- **Record list**

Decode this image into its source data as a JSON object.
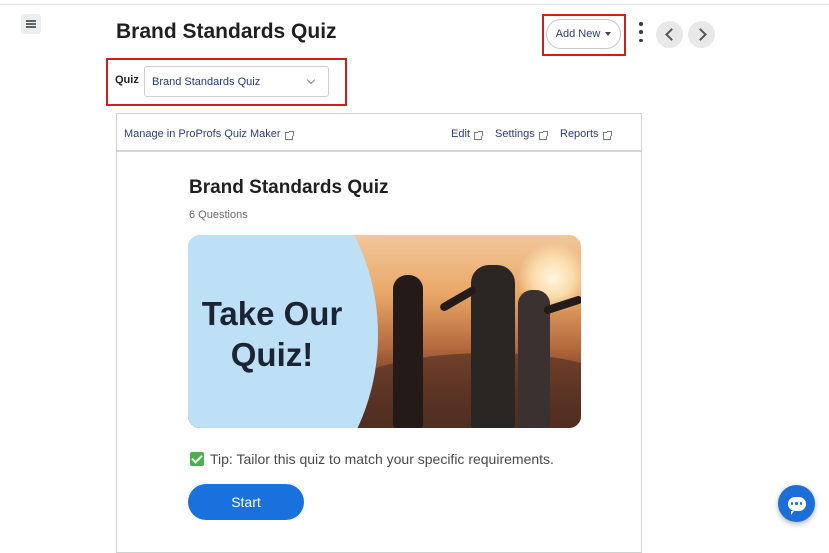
{
  "header": {
    "title": "Brand Standards Quiz",
    "add_new_label": "Add New",
    "icons": {
      "menu": "hamburger-menu-icon",
      "more": "more-vertical-icon",
      "prev": "chevron-left-icon",
      "next": "chevron-right-icon",
      "dropdown": "caret-down-icon"
    }
  },
  "quiz_selector": {
    "label": "Quiz",
    "selected": "Brand Standards Quiz"
  },
  "panel": {
    "manage_link": "Manage in ProProfs Quiz Maker",
    "edit_link": "Edit",
    "settings_link": "Settings",
    "reports_link": "Reports"
  },
  "quiz": {
    "title": "Brand Standards Quiz",
    "question_count": "6 Questions",
    "banner_line1": "Take Our",
    "banner_line2": "Quiz!",
    "tip": "Tip: Tailor this quiz to match your specific requirements.",
    "start_label": "Start"
  },
  "colors": {
    "accent": "#1971dd",
    "highlight_border": "#d11f1f",
    "link": "#2c3f79",
    "banner_circle": "#bee0f7"
  }
}
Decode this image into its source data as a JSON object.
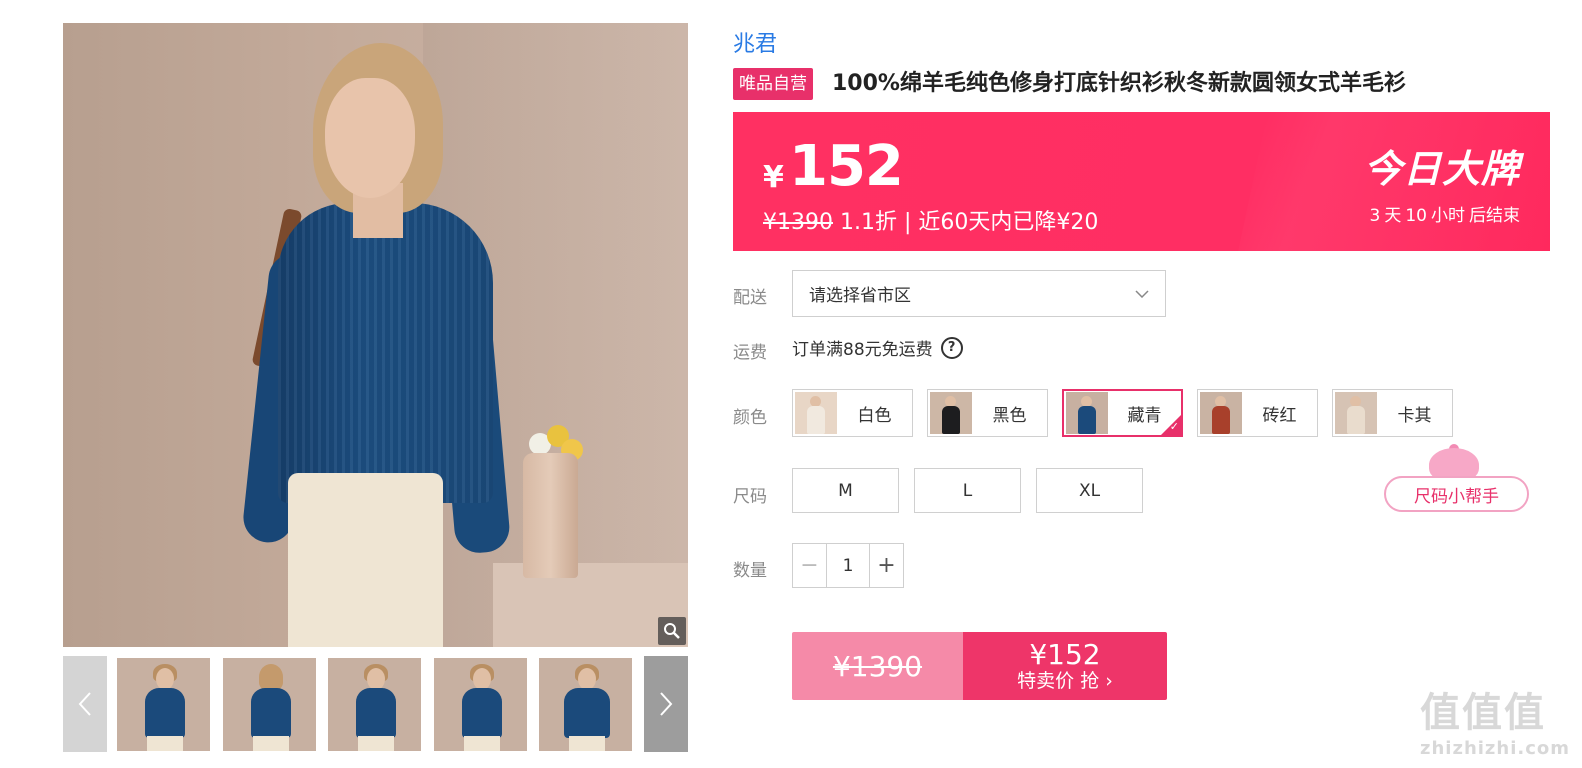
{
  "gallery": {
    "thumbnail_count": 5
  },
  "product": {
    "brand": "兆君",
    "self_badge": "唯品自营",
    "title": "100%绵羊毛纯色修身打底针织衫秋冬新款圆领女式羊毛衫"
  },
  "price_banner": {
    "currency": "¥",
    "price": "152",
    "original_price": "¥1390",
    "discount_info": "1.1折 | 近60天内已降¥20",
    "promo_name": "今日大牌",
    "countdown": {
      "days": "3",
      "days_unit": "天",
      "hours": "10",
      "hours_unit": "小时",
      "suffix": "后结束"
    }
  },
  "delivery": {
    "label": "配送",
    "placeholder": "请选择省市区"
  },
  "freight": {
    "label": "运费",
    "text": "订单满88元免运费",
    "help_glyph": "?"
  },
  "colors": {
    "label": "颜色",
    "options": [
      {
        "name": "白色",
        "swatch": "#f1e9df"
      },
      {
        "name": "黑色",
        "swatch": "#1d1d1f"
      },
      {
        "name": "藏青",
        "swatch": "#1b4a7b"
      },
      {
        "name": "砖红",
        "swatch": "#a8402b"
      },
      {
        "name": "卡其",
        "swatch": "#d9c7b3"
      }
    ],
    "selected": "藏青"
  },
  "sizes": {
    "label": "尺码",
    "options": [
      "M",
      "L",
      "XL"
    ],
    "helper": "尺码小帮手"
  },
  "quantity": {
    "label": "数量",
    "value": "1",
    "minus": "−",
    "plus": "+"
  },
  "buy": {
    "original_price": "¥1390",
    "price": "¥152",
    "action": "特卖价 抢 ›"
  },
  "watermark": {
    "glyphs": "值值值",
    "site": "zhizhizhi.com"
  },
  "theme": {
    "accent": "#e8306a",
    "banner": "#ff2e63",
    "link": "#2a7be4"
  }
}
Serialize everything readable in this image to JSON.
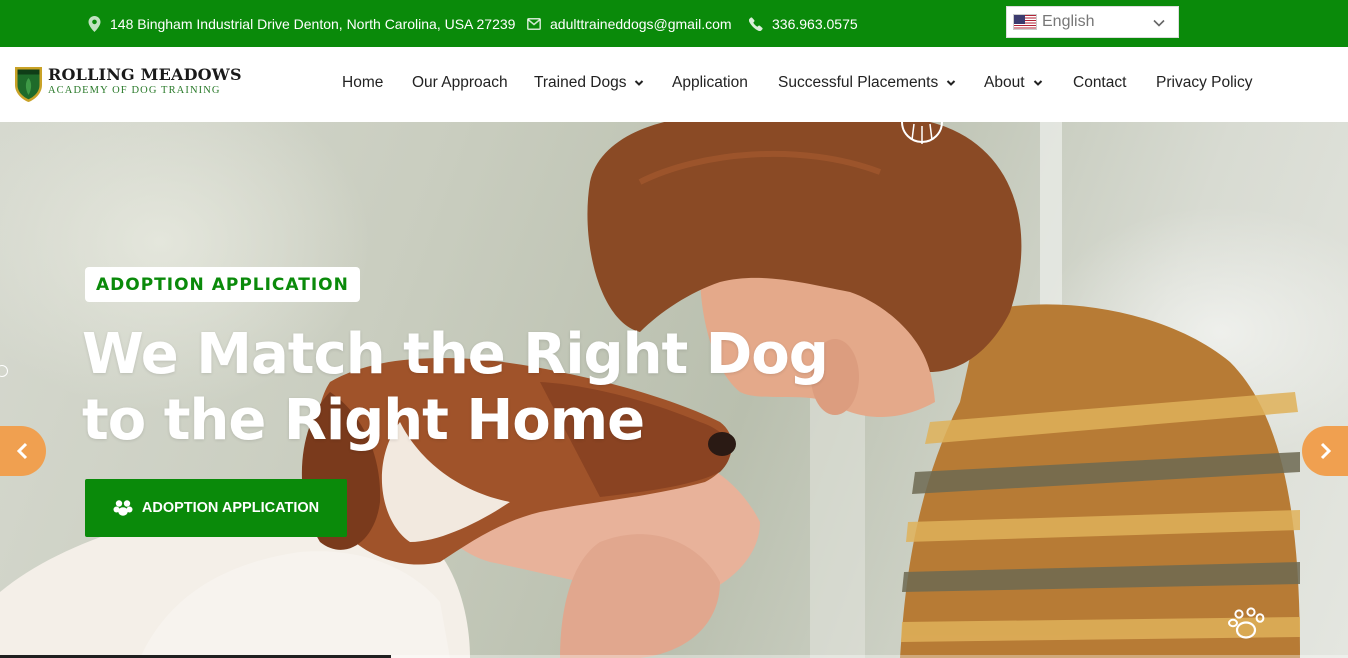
{
  "topbar": {
    "address": "148 Bingham Industrial Drive Denton, North Carolina, USA 27239",
    "email": "adulttraineddogs@gmail.com",
    "phone": "336.963.0575",
    "language": "English",
    "background_color": "#0a8a0a"
  },
  "logo": {
    "title": "ROLLING MEADOWS",
    "subtitle": "ACADEMY OF DOG TRAINING"
  },
  "nav": {
    "items": [
      {
        "label": "Home",
        "has_dropdown": false
      },
      {
        "label": "Our Approach",
        "has_dropdown": false
      },
      {
        "label": "Trained Dogs",
        "has_dropdown": true
      },
      {
        "label": "Application",
        "has_dropdown": false
      },
      {
        "label": "Successful Placements",
        "has_dropdown": true
      },
      {
        "label": "About",
        "has_dropdown": true
      },
      {
        "label": "Contact",
        "has_dropdown": false
      },
      {
        "label": "Privacy Policy",
        "has_dropdown": false
      }
    ]
  },
  "hero": {
    "eyebrow": "ADOPTION APPLICATION",
    "headline_line1": "We Match the Right Dog",
    "headline_line2": "to the Right Home",
    "cta_label": "ADOPTION APPLICATION",
    "slide_progress": 0.29
  },
  "icons": {
    "address": "map-pin-icon",
    "email": "envelope-icon",
    "phone": "phone-icon",
    "cta": "paw-icon",
    "prev": "chevron-left-icon",
    "next": "chevron-right-icon"
  },
  "colors": {
    "brand_green": "#0a8a0a",
    "arrow_orange": "#f0a050"
  }
}
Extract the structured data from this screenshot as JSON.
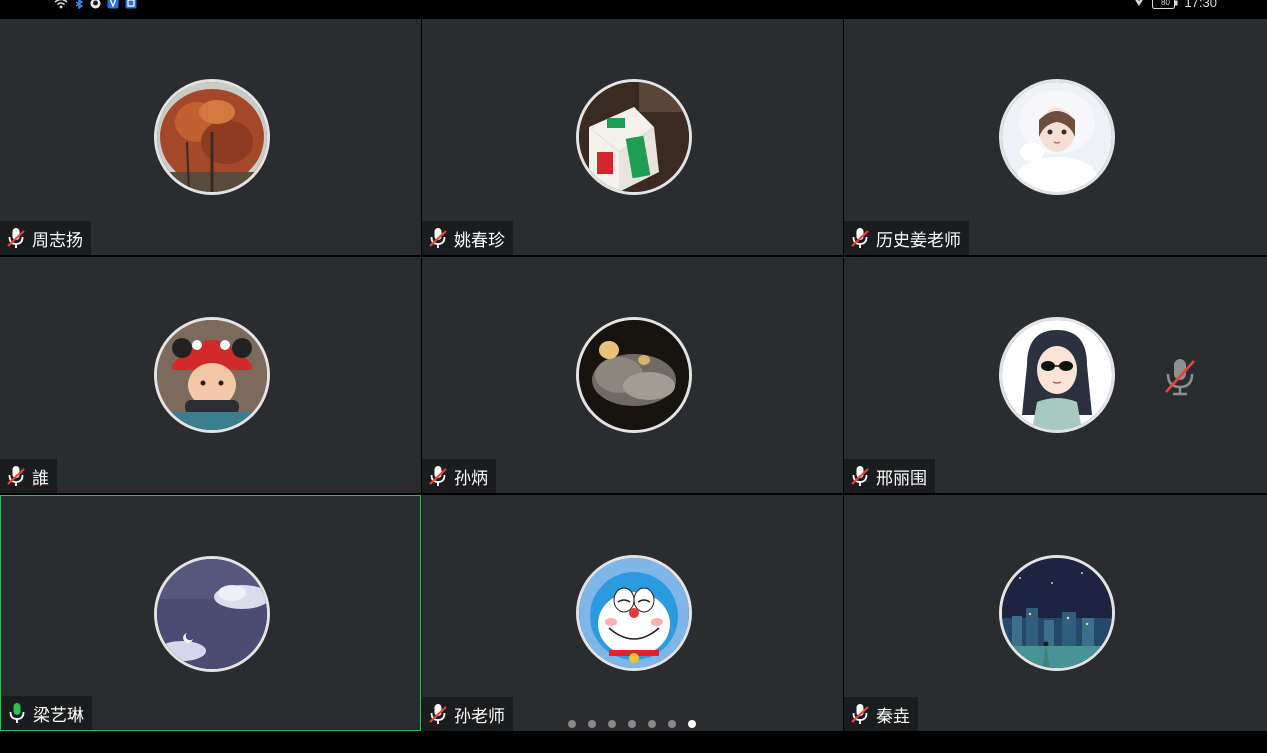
{
  "status_bar": {
    "left_icons": [
      "wifi-icon",
      "bluetooth-icon",
      "app-icon",
      "shield-app-icon",
      "notification-app-icon"
    ],
    "right_icons": [
      "location-icon",
      "battery-icon"
    ],
    "battery": "80",
    "time": "17:30"
  },
  "participants": [
    {
      "name": "周志扬",
      "avatar": "autumn-tree-photo",
      "mic": "muted",
      "active": false
    },
    {
      "name": "姚春珍",
      "avatar": "mahjong-tile-photo",
      "mic": "muted",
      "active": false
    },
    {
      "name": "历史姜老师",
      "avatar": "anime-girl-illustration",
      "mic": "muted",
      "active": false
    },
    {
      "name": "誰",
      "avatar": "child-in-red-hat-photo",
      "mic": "muted",
      "active": false
    },
    {
      "name": "孙炳",
      "avatar": "smoke-photo",
      "mic": "muted",
      "active": false
    },
    {
      "name": "邢丽围",
      "avatar": "girl-with-sunglasses-illustration",
      "mic": "muted",
      "active": false,
      "center_mute_indicator": true
    },
    {
      "name": "梁艺琳",
      "avatar": "purple-sky-clouds",
      "mic": "speaking",
      "active": true
    },
    {
      "name": "孙老师",
      "avatar": "doraemon",
      "mic": "muted",
      "active": false
    },
    {
      "name": "秦垚",
      "avatar": "night-city-illustration",
      "mic": "muted",
      "active": false
    }
  ],
  "pager": {
    "total": 7,
    "current": 7
  },
  "colors": {
    "tile_bg": "#2a2c2f",
    "active_border": "#2ebd59",
    "mic_red": "#e8453c",
    "mic_green": "#2ebd59"
  }
}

- **Given instruction**
Give an exact copy of the material, leaving out every picture.

- **Answer to the task**
Decode this image into its source data as a JSON object.
{
  "header": {
    "title": "Brand Standards Quiz",
    "add_new_label": "Add New",
    "icons": {
      "menu": "hamburger-menu-icon",
      "more": "more-vertical-icon",
      "prev": "chevron-left-icon",
      "next": "chevron-right-icon",
      "dropdown": "caret-down-icon"
    }
  },
  "quiz_selector": {
    "label": "Quiz",
    "selected": "Brand Standards Quiz"
  },
  "panel": {
    "manage_link": "Manage in ProProfs Quiz Maker",
    "edit_link": "Edit",
    "settings_link": "Settings",
    "reports_link": "Reports"
  },
  "quiz": {
    "title": "Brand Standards Quiz",
    "question_count": "6 Questions",
    "banner_line1": "Take Our",
    "banner_line2": "Quiz!",
    "tip": "Tip: Tailor this quiz to match your specific requirements.",
    "start_label": "Start"
  },
  "colors": {
    "accent": "#1971dd",
    "highlight_border": "#d11f1f",
    "link": "#2c3f79",
    "banner_circle": "#bee0f7"
  }
}
Decode this image into its source data as a JSON object.
{
  "gallery": {
    "thumbnail_count": 5
  },
  "product": {
    "brand": "兆君",
    "self_badge": "唯品自营",
    "title": "100%绵羊毛纯色修身打底针织衫秋冬新款圆领女式羊毛衫"
  },
  "price_banner": {
    "currency": "¥",
    "price": "152",
    "original_price": "¥1390",
    "discount_info": "1.1折 | 近60天内已降¥20",
    "promo_name": "今日大牌",
    "countdown": {
      "days": "3",
      "days_unit": "天",
      "hours": "10",
      "hours_unit": "小时",
      "suffix": "后结束"
    }
  },
  "delivery": {
    "label": "配送",
    "placeholder": "请选择省市区"
  },
  "freight": {
    "label": "运费",
    "text": "订单满88元免运费",
    "help_glyph": "?"
  },
  "colors": {
    "label": "颜色",
    "options": [
      {
        "name": "白色",
        "swatch": "#f1e9df"
      },
      {
        "name": "黑色",
        "swatch": "#1d1d1f"
      },
      {
        "name": "藏青",
        "swatch": "#1b4a7b"
      },
      {
        "name": "砖红",
        "swatch": "#a8402b"
      },
      {
        "name": "卡其",
        "swatch": "#d9c7b3"
      }
    ],
    "selected": "藏青"
  },
  "sizes": {
    "label": "尺码",
    "options": [
      "M",
      "L",
      "XL"
    ],
    "helper": "尺码小帮手"
  },
  "quantity": {
    "label": "数量",
    "value": "1",
    "minus": "−",
    "plus": "+"
  },
  "buy": {
    "original_price": "¥1390",
    "price": "¥152",
    "action": "特卖价 抢 ›"
  },
  "watermark": {
    "glyphs": "值值值",
    "site": "zhizhizhi.com"
  },
  "theme": {
    "accent": "#e8306a",
    "banner": "#ff2e63",
    "link": "#2a7be4"
  }
}
Serialize everything readable in this image to JSON.
{
  "topbar": {
    "address": "148 Bingham Industrial Drive Denton, North Carolina, USA 27239",
    "email": "adulttraineddogs@gmail.com",
    "phone": "336.963.0575",
    "language": "English",
    "background_color": "#0a8a0a"
  },
  "logo": {
    "title": "ROLLING MEADOWS",
    "subtitle": "ACADEMY OF DOG TRAINING"
  },
  "nav": {
    "items": [
      {
        "label": "Home",
        "has_dropdown": false
      },
      {
        "label": "Our Approach",
        "has_dropdown": false
      },
      {
        "label": "Trained Dogs",
        "has_dropdown": true
      },
      {
        "label": "Application",
        "has_dropdown": false
      },
      {
        "label": "Successful Placements",
        "has_dropdown": true
      },
      {
        "label": "About",
        "has_dropdown": true
      },
      {
        "label": "Contact",
        "has_dropdown": false
      },
      {
        "label": "Privacy Policy",
        "has_dropdown": false
      }
    ]
  },
  "hero": {
    "eyebrow": "ADOPTION APPLICATION",
    "headline_line1": "We Match the Right Dog",
    "headline_line2": "to the Right Home",
    "cta_label": "ADOPTION APPLICATION",
    "slide_progress": 0.29
  },
  "icons": {
    "address": "map-pin-icon",
    "email": "envelope-icon",
    "phone": "phone-icon",
    "cta": "paw-icon",
    "prev": "chevron-left-icon",
    "next": "chevron-right-icon"
  },
  "colors": {
    "brand_green": "#0a8a0a",
    "arrow_orange": "#f0a050"
  }
}
Extract the structured data from this screenshot as JSON.
{
  "status_bar": {
    "left_icons": [
      "wifi-icon",
      "bluetooth-icon",
      "app-icon",
      "shield-app-icon",
      "notification-app-icon"
    ],
    "right_icons": [
      "location-icon",
      "battery-icon"
    ],
    "battery": "80",
    "time": "17:30"
  },
  "participants": [
    {
      "name": "周志扬",
      "avatar": "autumn-tree-photo",
      "mic": "muted",
      "active": false
    },
    {
      "name": "姚春珍",
      "avatar": "mahjong-tile-photo",
      "mic": "muted",
      "active": false
    },
    {
      "name": "历史姜老师",
      "avatar": "anime-girl-illustration",
      "mic": "muted",
      "active": false
    },
    {
      "name": "誰",
      "avatar": "child-in-red-hat-photo",
      "mic": "muted",
      "active": false
    },
    {
      "name": "孙炳",
      "avatar": "smoke-photo",
      "mic": "muted",
      "active": false
    },
    {
      "name": "邢丽围",
      "avatar": "girl-with-sunglasses-illustration",
      "mic": "muted",
      "active": false,
      "center_mute_indicator": true
    },
    {
      "name": "梁艺琳",
      "avatar": "purple-sky-clouds",
      "mic": "speaking",
      "active": true
    },
    {
      "name": "孙老师",
      "avatar": "doraemon",
      "mic": "muted",
      "active": false
    },
    {
      "name": "秦垚",
      "avatar": "night-city-illustration",
      "mic": "muted",
      "active": false
    }
  ],
  "pager": {
    "total": 7,
    "current": 7
  },
  "colors": {
    "tile_bg": "#2a2c2f",
    "active_border": "#2ebd59",
    "mic_red": "#e8453c",
    "mic_green": "#2ebd59"
  }
}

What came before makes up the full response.